What to produce:
Gather up all lines that carry the word "Prevalence".

-=-=-=-=-

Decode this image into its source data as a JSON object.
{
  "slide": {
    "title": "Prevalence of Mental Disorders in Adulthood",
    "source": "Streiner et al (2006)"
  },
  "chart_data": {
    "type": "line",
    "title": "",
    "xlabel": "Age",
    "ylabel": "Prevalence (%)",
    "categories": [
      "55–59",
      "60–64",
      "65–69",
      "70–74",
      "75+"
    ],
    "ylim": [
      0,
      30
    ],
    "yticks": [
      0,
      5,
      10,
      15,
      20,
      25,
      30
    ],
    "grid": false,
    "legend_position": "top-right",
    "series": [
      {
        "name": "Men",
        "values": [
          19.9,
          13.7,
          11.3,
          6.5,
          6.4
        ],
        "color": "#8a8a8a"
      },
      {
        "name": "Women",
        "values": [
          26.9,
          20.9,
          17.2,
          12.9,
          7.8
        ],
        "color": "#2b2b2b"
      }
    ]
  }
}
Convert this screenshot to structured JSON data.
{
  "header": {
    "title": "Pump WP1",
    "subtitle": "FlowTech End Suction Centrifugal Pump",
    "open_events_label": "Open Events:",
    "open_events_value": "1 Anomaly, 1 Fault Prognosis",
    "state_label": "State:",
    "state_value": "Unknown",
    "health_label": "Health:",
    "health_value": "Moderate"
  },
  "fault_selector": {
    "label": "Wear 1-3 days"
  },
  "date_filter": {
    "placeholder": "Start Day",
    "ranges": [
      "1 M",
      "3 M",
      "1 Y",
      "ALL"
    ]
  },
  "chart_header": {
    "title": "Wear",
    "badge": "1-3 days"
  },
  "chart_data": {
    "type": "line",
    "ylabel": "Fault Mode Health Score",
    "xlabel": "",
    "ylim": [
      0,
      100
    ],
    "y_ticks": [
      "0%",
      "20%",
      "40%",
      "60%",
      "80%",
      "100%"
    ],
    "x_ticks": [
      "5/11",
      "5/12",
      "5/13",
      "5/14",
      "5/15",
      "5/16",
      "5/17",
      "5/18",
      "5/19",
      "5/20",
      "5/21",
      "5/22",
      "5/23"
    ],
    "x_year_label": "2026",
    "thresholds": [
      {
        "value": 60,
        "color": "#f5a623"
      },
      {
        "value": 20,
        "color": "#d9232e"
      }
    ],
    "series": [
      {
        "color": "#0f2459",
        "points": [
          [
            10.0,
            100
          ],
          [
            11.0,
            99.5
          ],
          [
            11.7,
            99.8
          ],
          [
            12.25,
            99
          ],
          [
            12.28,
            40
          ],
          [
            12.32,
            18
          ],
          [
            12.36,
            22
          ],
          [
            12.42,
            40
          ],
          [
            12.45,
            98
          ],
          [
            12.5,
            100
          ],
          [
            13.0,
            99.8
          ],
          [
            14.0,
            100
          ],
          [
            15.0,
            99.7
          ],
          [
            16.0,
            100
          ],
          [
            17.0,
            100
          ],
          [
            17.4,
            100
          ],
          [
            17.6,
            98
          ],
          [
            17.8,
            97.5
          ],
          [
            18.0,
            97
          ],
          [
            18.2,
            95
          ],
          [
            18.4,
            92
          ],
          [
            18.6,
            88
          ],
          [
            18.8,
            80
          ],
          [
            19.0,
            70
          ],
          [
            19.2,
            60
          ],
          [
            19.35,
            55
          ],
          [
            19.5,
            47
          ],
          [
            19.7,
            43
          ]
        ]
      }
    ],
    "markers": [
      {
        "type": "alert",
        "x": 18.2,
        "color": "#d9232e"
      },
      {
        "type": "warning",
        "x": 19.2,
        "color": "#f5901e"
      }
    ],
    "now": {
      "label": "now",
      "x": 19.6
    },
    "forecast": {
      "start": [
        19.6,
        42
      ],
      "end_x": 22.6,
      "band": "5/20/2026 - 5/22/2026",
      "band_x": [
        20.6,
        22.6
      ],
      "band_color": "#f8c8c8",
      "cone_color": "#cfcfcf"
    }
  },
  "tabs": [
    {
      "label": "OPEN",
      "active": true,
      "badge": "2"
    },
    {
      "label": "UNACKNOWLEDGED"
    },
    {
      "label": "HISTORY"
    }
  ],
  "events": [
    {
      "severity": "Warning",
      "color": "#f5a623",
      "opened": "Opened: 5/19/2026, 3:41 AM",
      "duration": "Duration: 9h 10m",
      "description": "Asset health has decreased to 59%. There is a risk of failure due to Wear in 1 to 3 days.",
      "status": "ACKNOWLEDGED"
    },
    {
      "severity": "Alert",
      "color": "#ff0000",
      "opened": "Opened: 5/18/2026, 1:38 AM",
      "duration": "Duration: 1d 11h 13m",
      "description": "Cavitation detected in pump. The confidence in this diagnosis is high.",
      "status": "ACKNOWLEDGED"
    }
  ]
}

-=-=-=-=-

Result for this exercise:
    "title": "Prevalence of Mental Disorders in Adulthood",
    "ylabel": "Prevalence (%)",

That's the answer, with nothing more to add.